# Start of Data provided

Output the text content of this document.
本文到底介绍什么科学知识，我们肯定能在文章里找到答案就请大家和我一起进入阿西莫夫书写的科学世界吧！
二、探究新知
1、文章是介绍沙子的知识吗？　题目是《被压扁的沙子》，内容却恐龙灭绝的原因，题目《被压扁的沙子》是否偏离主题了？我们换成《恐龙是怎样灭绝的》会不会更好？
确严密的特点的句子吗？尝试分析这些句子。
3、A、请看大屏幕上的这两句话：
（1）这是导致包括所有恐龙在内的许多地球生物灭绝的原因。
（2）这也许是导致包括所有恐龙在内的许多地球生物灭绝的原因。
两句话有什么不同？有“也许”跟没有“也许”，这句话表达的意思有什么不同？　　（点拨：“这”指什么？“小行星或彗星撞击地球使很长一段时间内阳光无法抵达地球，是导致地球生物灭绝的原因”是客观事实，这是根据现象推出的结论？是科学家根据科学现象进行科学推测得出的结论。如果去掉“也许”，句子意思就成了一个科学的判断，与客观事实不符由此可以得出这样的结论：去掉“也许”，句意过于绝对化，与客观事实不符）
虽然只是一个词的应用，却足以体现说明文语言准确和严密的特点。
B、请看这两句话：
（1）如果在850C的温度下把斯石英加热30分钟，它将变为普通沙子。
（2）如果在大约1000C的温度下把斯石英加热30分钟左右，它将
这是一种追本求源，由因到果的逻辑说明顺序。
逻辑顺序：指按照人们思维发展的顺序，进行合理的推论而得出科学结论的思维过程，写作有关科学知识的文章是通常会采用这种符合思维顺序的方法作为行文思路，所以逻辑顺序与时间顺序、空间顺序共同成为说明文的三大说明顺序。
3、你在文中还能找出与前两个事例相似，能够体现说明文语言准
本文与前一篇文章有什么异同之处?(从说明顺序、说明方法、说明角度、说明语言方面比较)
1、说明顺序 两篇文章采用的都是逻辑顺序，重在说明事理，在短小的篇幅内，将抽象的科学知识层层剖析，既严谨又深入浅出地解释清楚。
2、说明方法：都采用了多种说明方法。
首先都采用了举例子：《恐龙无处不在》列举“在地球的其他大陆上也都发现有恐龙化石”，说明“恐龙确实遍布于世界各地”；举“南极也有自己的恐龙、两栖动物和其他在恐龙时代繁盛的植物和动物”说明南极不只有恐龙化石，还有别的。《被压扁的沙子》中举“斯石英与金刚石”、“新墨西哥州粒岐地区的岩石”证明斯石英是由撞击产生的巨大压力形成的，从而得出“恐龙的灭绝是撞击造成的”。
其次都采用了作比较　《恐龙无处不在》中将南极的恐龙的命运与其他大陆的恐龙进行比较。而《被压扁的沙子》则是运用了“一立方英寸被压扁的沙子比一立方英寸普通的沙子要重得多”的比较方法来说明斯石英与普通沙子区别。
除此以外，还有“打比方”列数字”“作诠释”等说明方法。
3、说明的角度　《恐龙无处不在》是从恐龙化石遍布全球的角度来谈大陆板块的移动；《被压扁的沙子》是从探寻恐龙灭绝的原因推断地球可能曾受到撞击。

# End of Data provided

* Exercise brief
Reproduce each line of the material above precisely.

* Exercise result
Output the text content of this document.
本文到底介绍什么科学知识，我们肯定能在文章里找到答案就请大家和我一起进入阿西莫夫书写的科学世界吧！
二、探究新知
1、文章是介绍沙子的知识吗？　题目是《被压扁的沙子》，内容却恐龙灭绝的原因，题目《被压扁的沙子》是否偏离主题了？我们换成《恐龙是怎样灭绝的》会不会更好？
确严密的特点的句子吗？尝试分析这些句子。
3、A、请看大屏幕上的这两句话：
（1）这是导致包括所有恐龙在内的许多地球生物灭绝的原因。
（2）这也许是导致包括所有恐龙在内的许多地球生物灭绝的原因。
两句话有什么不同？有“也许”跟没有“也许”，这句话表达的意思有什么不同？　　（点拨：“这”指什么？“小行星或彗星撞击地球使很长一段时间内阳光无法抵达地球，是导致地球生物灭绝的原因”是客观事实，这是根据现象推出的结论？是科学家根据科学现象进行科学推测得出的结论。如果去掉“也许”，句子意思就成了一个科学的判断，与客观事实不符由此可以得出这样的结论：去掉“也许”，句意过于绝对化，与客观事实不符）
虽然只是一个词的应用，却足以体现说明文语言准确和严密的特点。
B、请看这两句话：
（1）如果在850C的温度下把斯石英加热30分钟，它将变为普通沙子。
（2）如果在大约1000C的温度下把斯石英加热30分钟左右，它将
这是一种追本求源，由因到果的逻辑说明顺序。
逻辑顺序：指按照人们思维发展的顺序，进行合理的推论而得出科学结论的思维过程，写作有关科学知识的文章是通常会采用这种符合思维顺序的方法作为行文思路，所以逻辑顺序与时间顺序、空间顺序共同成为说明文的三大说明顺序。
3、你在文中还能找出与前两个事例相似，能够体现说明文语言准
本文与前一篇文章有什么异同之处?(从说明顺序、说明方法、说明角度、说明语言方面比较)
1、说明顺序 两篇文章采用的都是逻辑顺序，重在说明事理，在短小的篇幅内，将抽象的科学知识层层剖析，既严谨又深入浅出地解释清楚。
2、说明方法：都采用了多种说明方法。
首先都采用了举例子：《恐龙无处不在》列举“在地球的其他大陆上也都发现有恐龙化石”，说明“恐龙确实遍布于世界各地”；举“南极也有自己的恐龙、两栖动物和其他在恐龙时代繁盛的植物和动物”说明南极不只有恐龙化石，还有别的。《被压扁的沙子》中举“斯石英与金刚石”、“新墨西哥州粒岐地区的岩石”证明斯石英是由撞击产生的巨大压力形成的，从而得出“恐龙的灭绝是撞击造成的”。
其次都采用了作比较　《恐龙无处不在》中将南极的恐龙的命运与其他大陆的恐龙进行比较。而《被压扁的沙子》则是运用了“一立方英寸被压扁的沙子比一立方英寸普通的沙子要重得多”的比较方法来说明斯石英与普通沙子区别。
除此以外，还有“打比方”列数字”“作诠释”等说明方法。
3、说明的角度　《恐龙无处不在》是从恐龙化石遍布全球的角度来谈大陆板块的移动；《被压扁的沙子》是从探寻恐龙灭绝的原因推断地球可能曾受到撞击。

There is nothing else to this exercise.